Read through the entries below and return each line with the word "Slice".

(Dataset listings of figures)
__________________________________________________

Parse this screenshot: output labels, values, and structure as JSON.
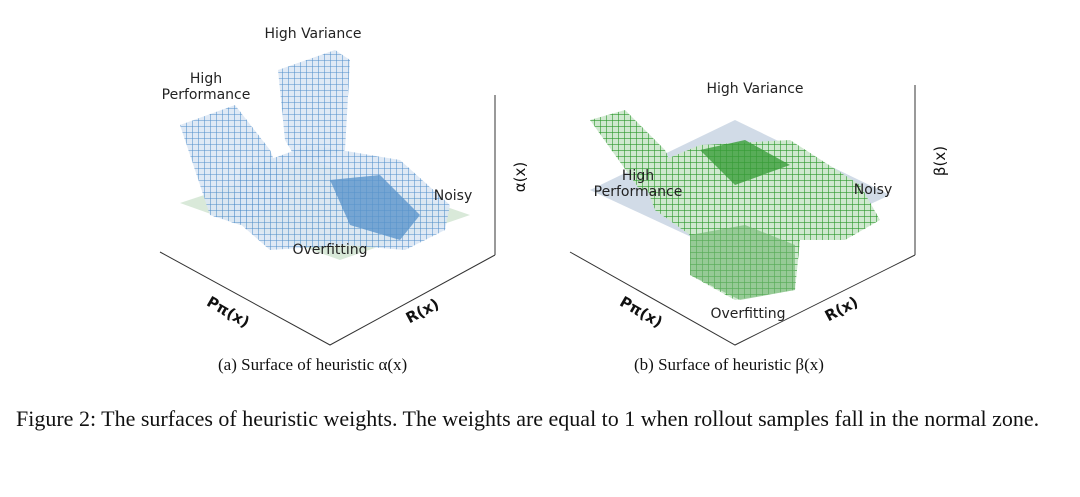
{
  "figure": {
    "panels": [
      {
        "labels": {
          "high_variance": "High Variance",
          "high_performance": "High Performance",
          "noisy": "Noisy",
          "overfitting": "Overfitting"
        },
        "axes": {
          "z": "α(x)",
          "x": "Pπ(x)",
          "y": "R(x)"
        },
        "caption": "(a) Surface of heuristic α(x)"
      },
      {
        "labels": {
          "high_variance": "High Variance",
          "high_performance": "High Performance",
          "noisy": "Noisy",
          "overfitting": "Overfitting"
        },
        "axes": {
          "z": "β(x)",
          "x": "Pπ(x)",
          "y": "R(x)"
        },
        "caption": "(b) Surface of heuristic β(x)"
      }
    ],
    "caption": "Figure 2: The surfaces of heuristic weights. The weights are equal to 1 when rollout samples fall in the normal zone."
  }
}
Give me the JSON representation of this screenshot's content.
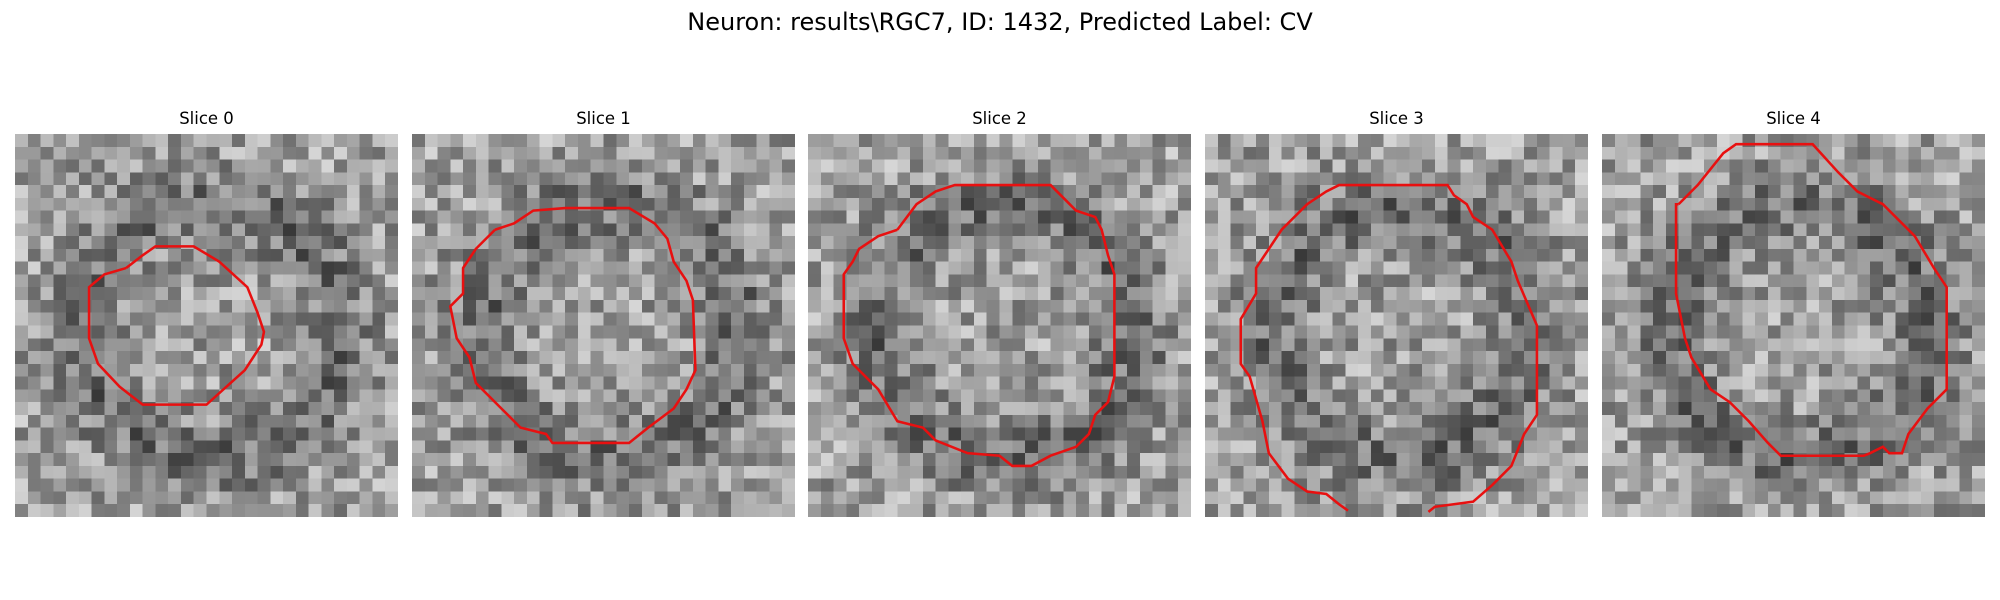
{
  "figure": {
    "title": "Neuron: results\\RGC7, ID: 1432, Predicted Label: CV"
  },
  "panels": [
    {
      "title": "Slice 0"
    },
    {
      "title": "Slice 1"
    },
    {
      "title": "Slice 2"
    },
    {
      "title": "Slice 3"
    },
    {
      "title": "Slice 4"
    }
  ],
  "contour_color": "#e81010",
  "colormap": "gray"
}
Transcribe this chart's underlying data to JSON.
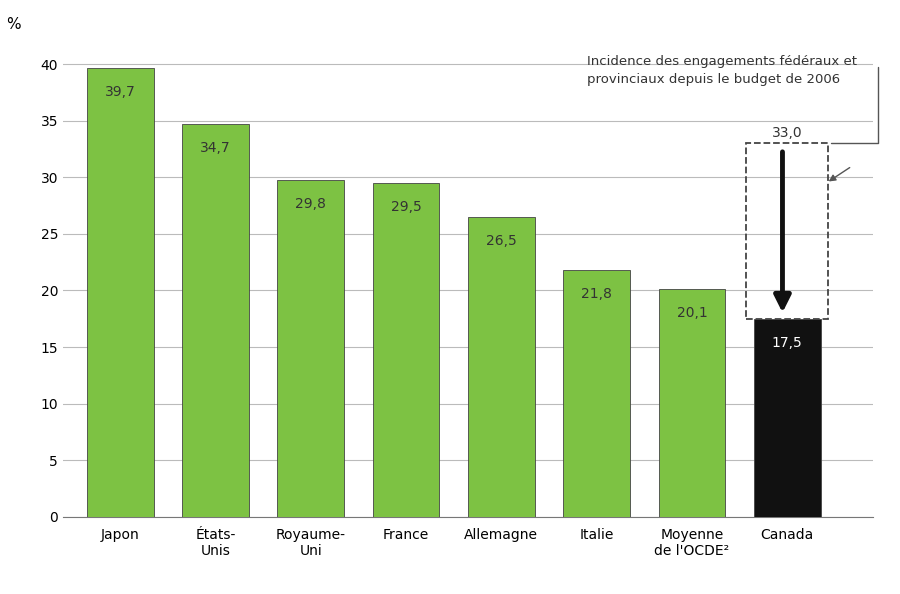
{
  "categories": [
    "Japon",
    "États-\nUnis",
    "Royaume-\nUni",
    "France",
    "Allemagne",
    "Italie",
    "Moyenne\nde l'OCDE²",
    "Canada"
  ],
  "values": [
    39.7,
    34.7,
    29.8,
    29.5,
    26.5,
    21.8,
    20.1,
    17.5
  ],
  "bar_colors": [
    "#7dc243",
    "#7dc243",
    "#7dc243",
    "#7dc243",
    "#7dc243",
    "#7dc243",
    "#7dc243",
    "#111111"
  ],
  "value_labels": [
    "39,7",
    "34,7",
    "29,8",
    "29,5",
    "26,5",
    "21,8",
    "20,1",
    "17,5"
  ],
  "value_label_colors": [
    "#333333",
    "#333333",
    "#333333",
    "#333333",
    "#333333",
    "#333333",
    "#333333",
    "#ffffff"
  ],
  "canada_old_value": 33.0,
  "canada_old_label": "33,0",
  "annotation_text": "Incidence des engagements fédéraux et\nprovinciaux depuis le budget de 2006",
  "ylabel": "%",
  "ylim": [
    0,
    42
  ],
  "yticks": [
    0,
    5,
    10,
    15,
    20,
    25,
    30,
    35,
    40
  ],
  "background_color": "#ffffff",
  "grid_color": "#bbbbbb",
  "bar_edge_color": "#444444",
  "bar_width": 0.7
}
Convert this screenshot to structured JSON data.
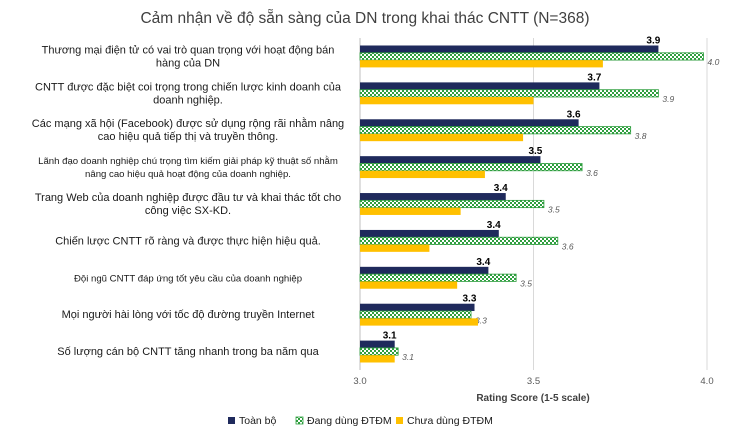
{
  "chart_data": {
    "type": "bar",
    "orientation": "horizontal",
    "title": "Cảm nhận về độ sẵn sàng của DN trong khai thác CNTT (N=368)",
    "xlabel": "Rating Score (1-5 scale)",
    "xlim": [
      3.0,
      4.0
    ],
    "xticks": [
      "3.0",
      "3.5",
      "4.0"
    ],
    "categories": [
      [
        "Thương mại điện tử có vai trò quan trọng với hoạt động bán",
        "hàng của DN"
      ],
      [
        "CNTT được đặc biệt coi trọng trong chiến lược kinh doanh của",
        "doanh nghiệp."
      ],
      [
        "Các mạng xã hội (Facebook) được sử dụng rộng rãi nhằm nâng",
        "cao hiệu quả tiếp thị và truyền thông."
      ],
      [
        "Lãnh đạo doanh nghiệp chú trọng tìm kiếm giải pháp kỹ thuật số nhằm",
        "nâng cao hiệu quả hoạt động của doanh nghiệp."
      ],
      [
        "Trang Web của doanh nghiệp được đầu tư và khai thác tốt cho",
        "công việc SX-KD."
      ],
      [
        "Chiến lược CNTT rõ ràng và được thực hiện hiệu quả."
      ],
      [
        "Đội ngũ CNTT đáp ứng tốt yêu cầu của doanh nghiệp"
      ],
      [
        "Mọi người hài lòng với tốc độ đường truyền Internet"
      ],
      [
        "Số lượng cán bộ CNTT tăng nhanh trong ba năm qua"
      ]
    ],
    "small_label_rows": [
      3,
      6
    ],
    "series": [
      {
        "name": "Toàn bộ",
        "color": "#1f2a5c",
        "pattern": "solid",
        "values": [
          3.86,
          3.69,
          3.63,
          3.52,
          3.42,
          3.4,
          3.37,
          3.33,
          3.1
        ],
        "labels": [
          "3.9",
          "3.7",
          "3.6",
          "3.5",
          "3.4",
          "3.4",
          "3.4",
          "3.3",
          "3.1"
        ]
      },
      {
        "name": "Đang dùng ĐTĐM",
        "color": "#2e9e3e",
        "pattern": "checker",
        "values": [
          3.99,
          3.86,
          3.78,
          3.64,
          3.53,
          3.57,
          3.45,
          3.32,
          3.11
        ],
        "labels": [
          "4.0",
          "3.9",
          "3.8",
          "3.6",
          "3.5",
          "3.6",
          "3.5",
          "3.3",
          "3.1"
        ]
      },
      {
        "name": "Chưa dùng ĐTĐM",
        "color": "#ffc000",
        "pattern": "solid",
        "values": [
          3.7,
          3.5,
          3.47,
          3.36,
          3.29,
          3.2,
          3.28,
          3.34,
          3.1
        ]
      }
    ],
    "legend_position": "bottom",
    "grid": "vertical"
  }
}
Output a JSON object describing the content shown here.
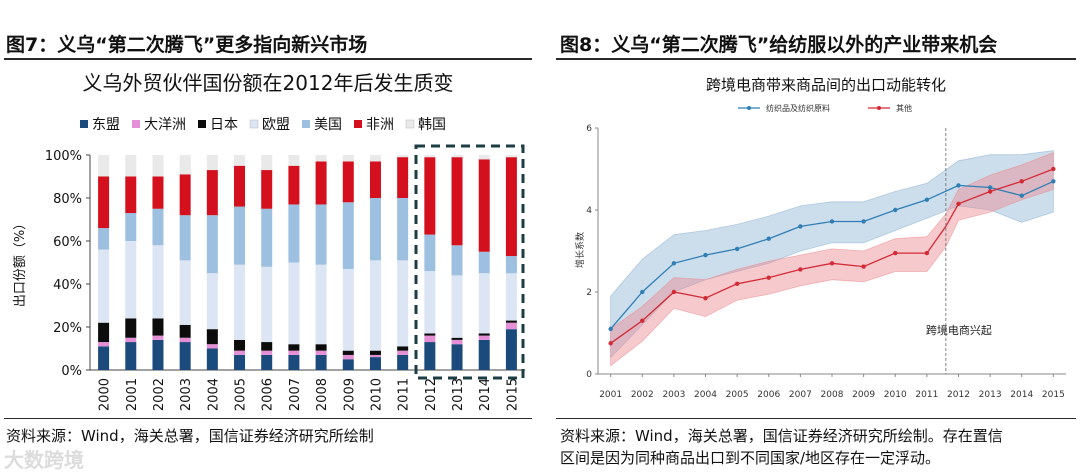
{
  "figures": {
    "left_title": "图7：义乌“第二次腾飞”更多指向新兴市场",
    "right_title": "图8：义乌“第二次腾飞”给纺服以外的产业带来机会",
    "left_source": "资料来源：Wind，海关总署，国信证券经济研究所绘制",
    "right_source_line1": "资料来源：Wind，海关总署，国信证券经济研究所绘制。存在置信",
    "right_source_line2": "区间是因为同种商品出口到不同国家/地区存在一定浮动。",
    "watermark": "大数跨境"
  },
  "chart_data": [
    {
      "type": "bar",
      "stacked": true,
      "title": "义乌外贸伙伴国份额在2012年后发生质变",
      "ylabel": "出口份额（%）",
      "ylim": [
        0,
        100
      ],
      "yticks": [
        "0%",
        "20%",
        "40%",
        "60%",
        "80%",
        "100%"
      ],
      "categories": [
        "2000",
        "2001",
        "2002",
        "2003",
        "2004",
        "2005",
        "2006",
        "2007",
        "2008",
        "2009",
        "2010",
        "2011",
        "2012",
        "2013",
        "2014",
        "2015"
      ],
      "highlight": "2012–2015",
      "series": [
        {
          "name": "东盟",
          "color": "#1b4a7c",
          "values": [
            11,
            13,
            14,
            13,
            10,
            7,
            7,
            7,
            7,
            5,
            6,
            7,
            13,
            12,
            14,
            19
          ]
        },
        {
          "name": "大洋洲",
          "color": "#e58fd6",
          "values": [
            2,
            2,
            2,
            2,
            2,
            2,
            2,
            2,
            2,
            2,
            1,
            2,
            3,
            2,
            2,
            3
          ]
        },
        {
          "name": "日本",
          "color": "#0c0c0c",
          "values": [
            9,
            9,
            8,
            6,
            7,
            5,
            4,
            3,
            3,
            2,
            2,
            2,
            1,
            1,
            1,
            1
          ]
        },
        {
          "name": "欧盟",
          "color": "#dbe5f3",
          "values": [
            34,
            36,
            34,
            30,
            26,
            35,
            35,
            38,
            37,
            38,
            42,
            40,
            29,
            29,
            28,
            22
          ]
        },
        {
          "name": "美国",
          "color": "#9dbfe0",
          "values": [
            10,
            13,
            17,
            21,
            27,
            27,
            27,
            27,
            28,
            31,
            29,
            29,
            17,
            14,
            10,
            8
          ]
        },
        {
          "name": "非洲",
          "color": "#d4101e",
          "values": [
            24,
            17,
            15,
            19,
            21,
            19,
            18,
            18,
            20,
            19,
            17,
            19,
            36,
            41,
            43,
            46
          ]
        },
        {
          "name": "韩国",
          "color": "#e9e9e9",
          "values": [
            10,
            10,
            10,
            9,
            7,
            5,
            7,
            5,
            3,
            3,
            3,
            1,
            1,
            1,
            2,
            1
          ]
        }
      ]
    },
    {
      "type": "line",
      "title": "跨境电商带来商品间的出口动能转化",
      "ylabel": "增长系数",
      "ylim": [
        0,
        6
      ],
      "yticks": [
        0,
        2,
        4,
        6
      ],
      "x": [
        2001,
        2002,
        2003,
        2004,
        2005,
        2006,
        2007,
        2008,
        2009,
        2010,
        2011,
        2012,
        2013,
        2014,
        2015
      ],
      "annotation": {
        "label": "跨境电商兴起",
        "x": 2011.6
      },
      "series": [
        {
          "name": "纺织品及纺织原料",
          "color": "#2f7fb6",
          "band_color": "#8fb3d3",
          "x": [
            2001,
            2002,
            2003,
            2004,
            2005,
            2006,
            2007,
            2008,
            2009,
            2010,
            2011,
            2012,
            2013,
            2014,
            2015
          ],
          "values": [
            1.1,
            2.0,
            2.7,
            2.9,
            3.05,
            3.3,
            3.6,
            3.72,
            3.72,
            4.0,
            4.25,
            4.6,
            4.55,
            4.35,
            4.7
          ],
          "upper": [
            1.9,
            2.8,
            3.4,
            3.5,
            3.65,
            3.85,
            4.1,
            4.2,
            4.2,
            4.45,
            4.65,
            5.2,
            5.35,
            5.35,
            5.45
          ],
          "lower": [
            0.4,
            1.2,
            2.0,
            2.3,
            2.5,
            2.7,
            3.0,
            3.2,
            3.2,
            3.5,
            3.8,
            4.1,
            4.0,
            3.7,
            3.95
          ]
        },
        {
          "name": "其他",
          "color": "#d42a35",
          "band_color": "#ec8a90",
          "x": [
            2001,
            2002,
            2003,
            2004,
            2005,
            2006,
            2007,
            2008,
            2009,
            2010,
            2011,
            2011.6,
            2012,
            2013,
            2014,
            2015
          ],
          "values": [
            0.75,
            1.3,
            2.0,
            1.85,
            2.2,
            2.35,
            2.55,
            2.7,
            2.62,
            2.95,
            2.95,
            3.6,
            4.15,
            4.45,
            4.7,
            5.0
          ],
          "upper": [
            1.1,
            1.65,
            2.35,
            2.3,
            2.55,
            2.75,
            2.9,
            3.05,
            3.0,
            3.3,
            3.35,
            3.9,
            4.5,
            4.85,
            5.1,
            5.4
          ],
          "lower": [
            0.2,
            0.8,
            1.6,
            1.4,
            1.8,
            1.95,
            2.15,
            2.3,
            2.25,
            2.5,
            2.5,
            3.1,
            3.75,
            3.95,
            4.25,
            4.5
          ]
        }
      ]
    }
  ]
}
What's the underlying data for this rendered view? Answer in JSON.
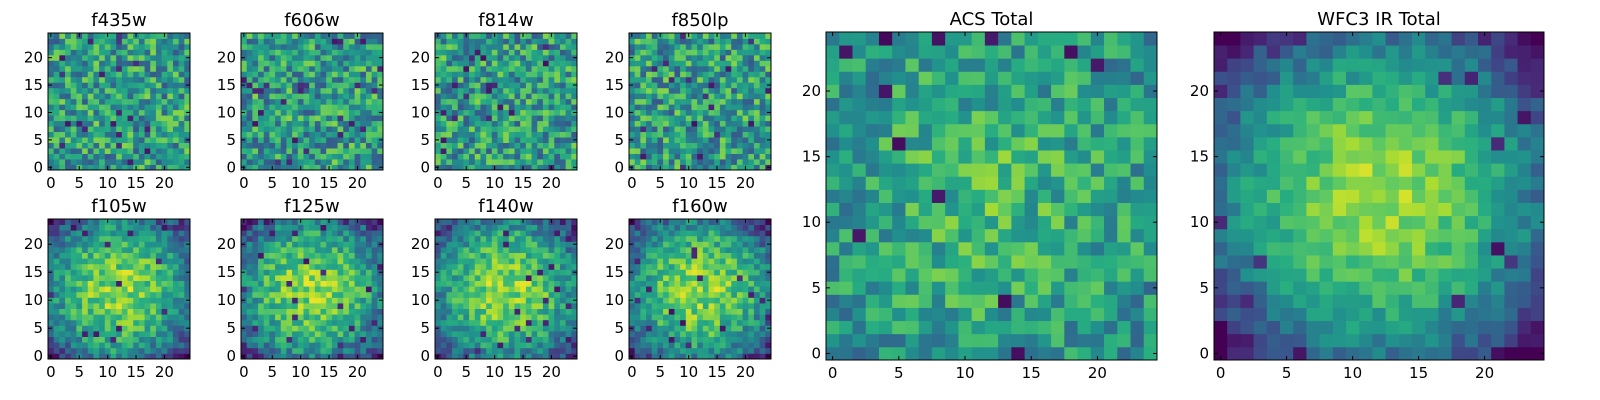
{
  "chart_data": [
    {
      "type": "heatmap",
      "title": "f435w",
      "xticks": [
        0,
        5,
        10,
        15,
        20
      ],
      "yticks": [
        0,
        5,
        10,
        15,
        20
      ],
      "xlim": [
        -0.5,
        24.5
      ],
      "ylim": [
        -0.5,
        24.5
      ],
      "grid_size": 25,
      "colormap": "viridis",
      "pattern": "noise",
      "seed": 11
    },
    {
      "type": "heatmap",
      "title": "f606w",
      "xticks": [
        0,
        5,
        10,
        15,
        20
      ],
      "yticks": [
        0,
        5,
        10,
        15,
        20
      ],
      "xlim": [
        -0.5,
        24.5
      ],
      "ylim": [
        -0.5,
        24.5
      ],
      "grid_size": 25,
      "colormap": "viridis",
      "pattern": "noise",
      "seed": 23
    },
    {
      "type": "heatmap",
      "title": "f814w",
      "xticks": [
        0,
        5,
        10,
        15,
        20
      ],
      "yticks": [
        0,
        5,
        10,
        15,
        20
      ],
      "xlim": [
        -0.5,
        24.5
      ],
      "ylim": [
        -0.5,
        24.5
      ],
      "grid_size": 25,
      "colormap": "viridis",
      "pattern": "noise",
      "seed": 37
    },
    {
      "type": "heatmap",
      "title": "f850lp",
      "xticks": [
        0,
        5,
        10,
        15,
        20
      ],
      "yticks": [
        0,
        5,
        10,
        15,
        20
      ],
      "xlim": [
        -0.5,
        24.5
      ],
      "ylim": [
        -0.5,
        24.5
      ],
      "grid_size": 25,
      "colormap": "viridis",
      "pattern": "noise",
      "seed": 41
    },
    {
      "type": "heatmap",
      "title": "f105w",
      "xticks": [
        0,
        5,
        10,
        15,
        20
      ],
      "yticks": [
        0,
        5,
        10,
        15,
        20
      ],
      "xlim": [
        -0.5,
        24.5
      ],
      "ylim": [
        -0.5,
        24.5
      ],
      "grid_size": 25,
      "colormap": "viridis",
      "pattern": "source",
      "seed": 53
    },
    {
      "type": "heatmap",
      "title": "f125w",
      "xticks": [
        0,
        5,
        10,
        15,
        20
      ],
      "yticks": [
        0,
        5,
        10,
        15,
        20
      ],
      "xlim": [
        -0.5,
        24.5
      ],
      "ylim": [
        -0.5,
        24.5
      ],
      "grid_size": 25,
      "colormap": "viridis",
      "pattern": "source",
      "seed": 67
    },
    {
      "type": "heatmap",
      "title": "f140w",
      "xticks": [
        0,
        5,
        10,
        15,
        20
      ],
      "yticks": [
        0,
        5,
        10,
        15,
        20
      ],
      "xlim": [
        -0.5,
        24.5
      ],
      "ylim": [
        -0.5,
        24.5
      ],
      "grid_size": 25,
      "colormap": "viridis",
      "pattern": "source",
      "seed": 71
    },
    {
      "type": "heatmap",
      "title": "f160w",
      "xticks": [
        0,
        5,
        10,
        15,
        20
      ],
      "yticks": [
        0,
        5,
        10,
        15,
        20
      ],
      "xlim": [
        -0.5,
        24.5
      ],
      "ylim": [
        -0.5,
        24.5
      ],
      "grid_size": 25,
      "colormap": "viridis",
      "pattern": "source",
      "seed": 83
    },
    {
      "type": "heatmap",
      "title": "ACS Total",
      "xticks": [
        0,
        5,
        10,
        15,
        20
      ],
      "yticks": [
        0,
        5,
        10,
        15,
        20
      ],
      "xlim": [
        -0.5,
        24.5
      ],
      "ylim": [
        -0.5,
        24.5
      ],
      "grid_size": 25,
      "colormap": "viridis",
      "pattern": "total",
      "seed": 97
    },
    {
      "type": "heatmap",
      "title": "WFC3 IR Total",
      "xticks": [
        0,
        5,
        10,
        15,
        20
      ],
      "yticks": [
        0,
        5,
        10,
        15,
        20
      ],
      "xlim": [
        -0.5,
        24.5
      ],
      "ylim": [
        -0.5,
        24.5
      ],
      "grid_size": 25,
      "colormap": "viridis",
      "pattern": "source_total",
      "seed": 101
    }
  ]
}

__________________________________________________

_Exercise solution_:
      "title": "Slice 0"
      "title": "Slice 1"
      "title": "Slice 2"
      "title": "Slice 3"
      "title": "Slice 4"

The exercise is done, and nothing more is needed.